## Entries provided
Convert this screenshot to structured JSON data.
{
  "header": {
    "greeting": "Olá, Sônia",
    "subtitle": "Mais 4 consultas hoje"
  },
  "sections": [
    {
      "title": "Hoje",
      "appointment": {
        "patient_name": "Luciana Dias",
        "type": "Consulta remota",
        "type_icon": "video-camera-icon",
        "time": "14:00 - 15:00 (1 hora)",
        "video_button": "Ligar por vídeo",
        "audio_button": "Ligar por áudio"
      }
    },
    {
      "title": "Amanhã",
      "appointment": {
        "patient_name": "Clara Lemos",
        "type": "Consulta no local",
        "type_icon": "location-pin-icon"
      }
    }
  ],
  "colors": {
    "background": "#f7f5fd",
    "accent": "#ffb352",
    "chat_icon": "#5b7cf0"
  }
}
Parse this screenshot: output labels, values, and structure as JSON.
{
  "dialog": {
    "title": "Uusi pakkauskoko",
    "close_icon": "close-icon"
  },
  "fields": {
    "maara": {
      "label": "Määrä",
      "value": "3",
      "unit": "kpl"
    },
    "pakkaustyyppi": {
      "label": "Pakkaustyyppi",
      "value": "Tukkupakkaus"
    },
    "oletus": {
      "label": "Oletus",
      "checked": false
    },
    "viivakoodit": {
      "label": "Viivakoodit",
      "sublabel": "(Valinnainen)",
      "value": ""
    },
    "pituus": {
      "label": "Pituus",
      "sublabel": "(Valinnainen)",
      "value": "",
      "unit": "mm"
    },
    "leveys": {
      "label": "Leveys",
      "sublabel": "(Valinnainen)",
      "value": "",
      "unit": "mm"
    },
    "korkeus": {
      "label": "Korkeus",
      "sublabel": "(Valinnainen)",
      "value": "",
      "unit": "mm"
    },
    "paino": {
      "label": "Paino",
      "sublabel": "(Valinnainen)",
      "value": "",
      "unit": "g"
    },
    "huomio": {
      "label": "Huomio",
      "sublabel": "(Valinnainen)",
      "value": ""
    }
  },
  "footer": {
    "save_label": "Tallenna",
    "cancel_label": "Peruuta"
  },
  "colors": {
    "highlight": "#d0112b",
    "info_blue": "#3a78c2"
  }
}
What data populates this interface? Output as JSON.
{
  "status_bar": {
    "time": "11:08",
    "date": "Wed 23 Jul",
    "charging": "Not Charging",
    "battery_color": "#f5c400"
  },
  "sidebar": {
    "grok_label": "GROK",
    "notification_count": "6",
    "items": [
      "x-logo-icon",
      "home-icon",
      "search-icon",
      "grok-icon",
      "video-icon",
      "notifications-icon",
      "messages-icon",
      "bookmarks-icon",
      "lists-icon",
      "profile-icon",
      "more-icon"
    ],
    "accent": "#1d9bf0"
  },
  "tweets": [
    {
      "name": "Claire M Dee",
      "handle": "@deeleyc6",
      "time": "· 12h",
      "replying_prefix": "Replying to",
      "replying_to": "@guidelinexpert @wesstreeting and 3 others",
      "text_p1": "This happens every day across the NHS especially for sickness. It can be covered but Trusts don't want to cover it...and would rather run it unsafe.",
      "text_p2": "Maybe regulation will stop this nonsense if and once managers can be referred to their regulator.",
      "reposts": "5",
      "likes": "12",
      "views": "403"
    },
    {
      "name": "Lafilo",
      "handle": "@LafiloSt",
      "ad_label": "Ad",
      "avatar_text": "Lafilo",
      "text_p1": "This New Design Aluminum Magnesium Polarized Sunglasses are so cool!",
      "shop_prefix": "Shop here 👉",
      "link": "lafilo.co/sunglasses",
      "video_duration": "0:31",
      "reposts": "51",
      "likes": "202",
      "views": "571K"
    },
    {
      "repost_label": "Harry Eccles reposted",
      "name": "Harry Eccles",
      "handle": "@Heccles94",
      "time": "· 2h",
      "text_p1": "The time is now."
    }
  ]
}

## Problem requirements
Return each line of the listing that holds the string "Harry".

## Output of the task
      "repost_label": "Harry Eccles reposted",
      "name": "Harry Eccles",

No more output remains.